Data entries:
──────
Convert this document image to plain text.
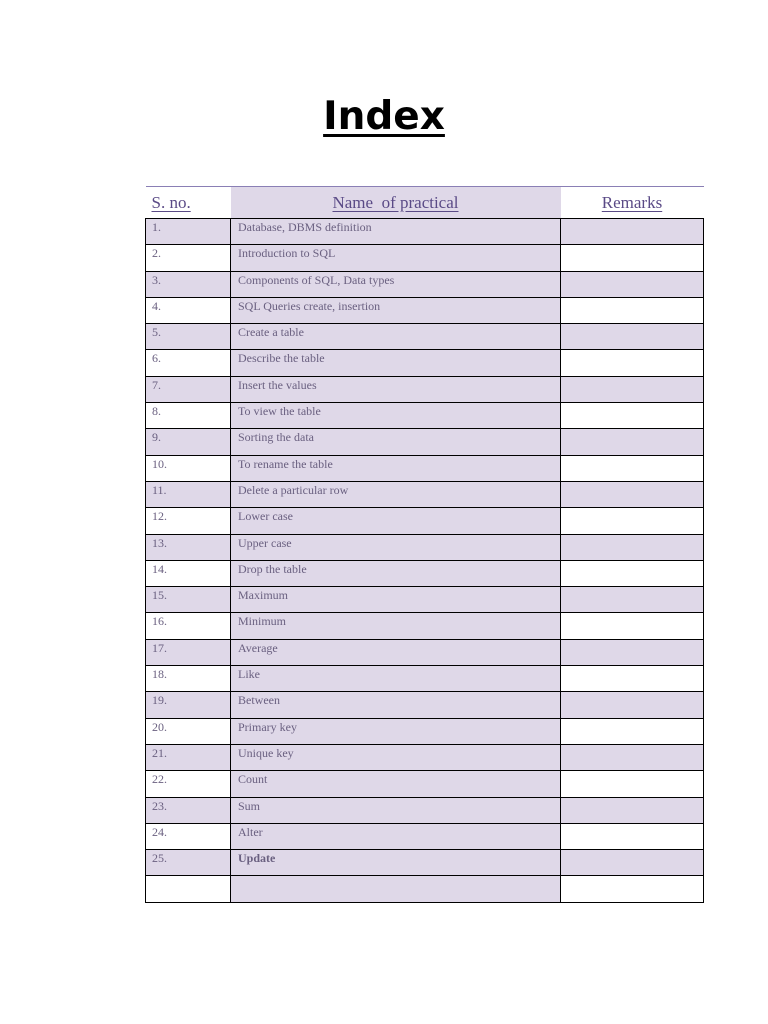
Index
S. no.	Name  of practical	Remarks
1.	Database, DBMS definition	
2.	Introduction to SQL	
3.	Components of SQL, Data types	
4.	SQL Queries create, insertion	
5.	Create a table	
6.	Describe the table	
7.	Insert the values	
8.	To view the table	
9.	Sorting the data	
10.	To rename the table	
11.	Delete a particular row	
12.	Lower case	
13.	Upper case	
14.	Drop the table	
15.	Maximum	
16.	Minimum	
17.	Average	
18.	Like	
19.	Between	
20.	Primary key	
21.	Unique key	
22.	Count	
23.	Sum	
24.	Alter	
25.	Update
──────
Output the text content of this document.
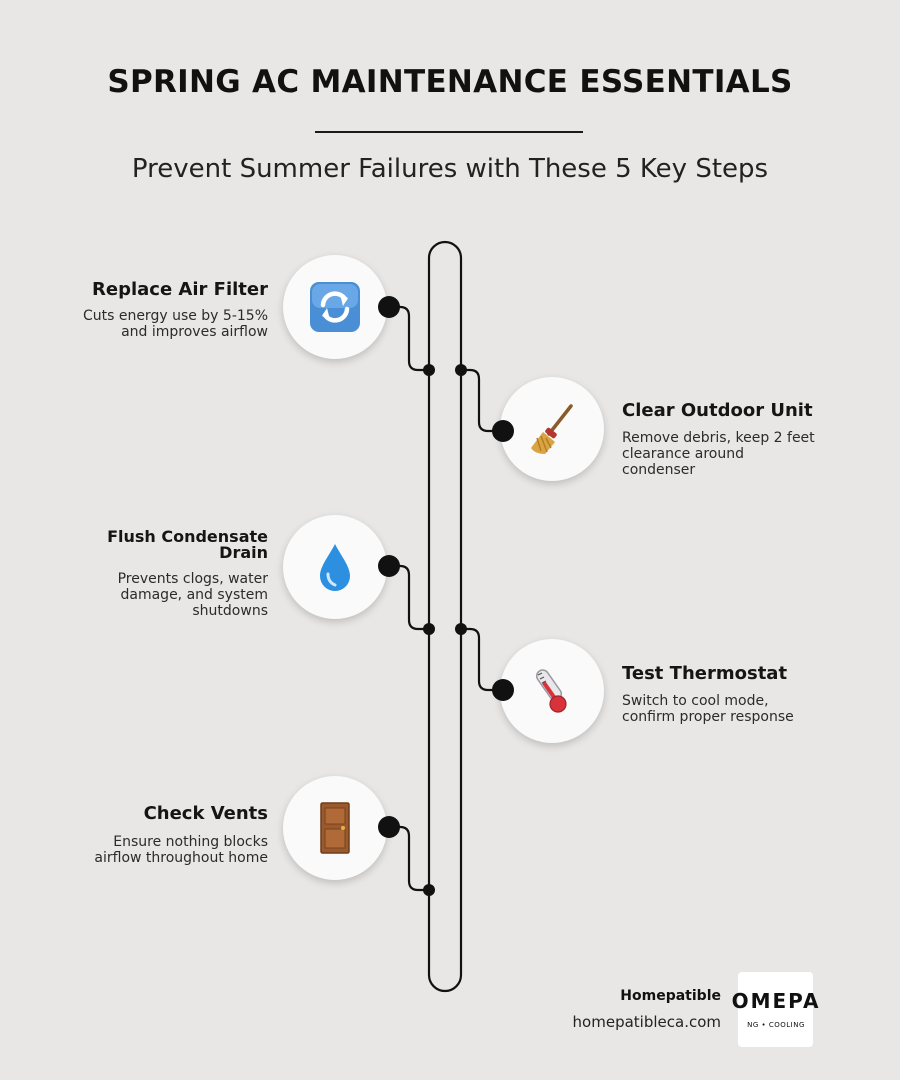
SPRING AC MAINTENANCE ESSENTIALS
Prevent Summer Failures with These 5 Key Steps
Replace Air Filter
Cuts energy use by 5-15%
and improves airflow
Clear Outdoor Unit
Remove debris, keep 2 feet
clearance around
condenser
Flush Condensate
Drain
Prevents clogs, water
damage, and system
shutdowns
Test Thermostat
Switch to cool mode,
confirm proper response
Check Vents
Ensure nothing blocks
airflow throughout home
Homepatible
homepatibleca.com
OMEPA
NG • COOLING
──────
## Problem to work on
Check every line of the data above for the string "this", and copy those that have it.

## Exercise response
Convert this document image to plain text.
Output the text content of this document.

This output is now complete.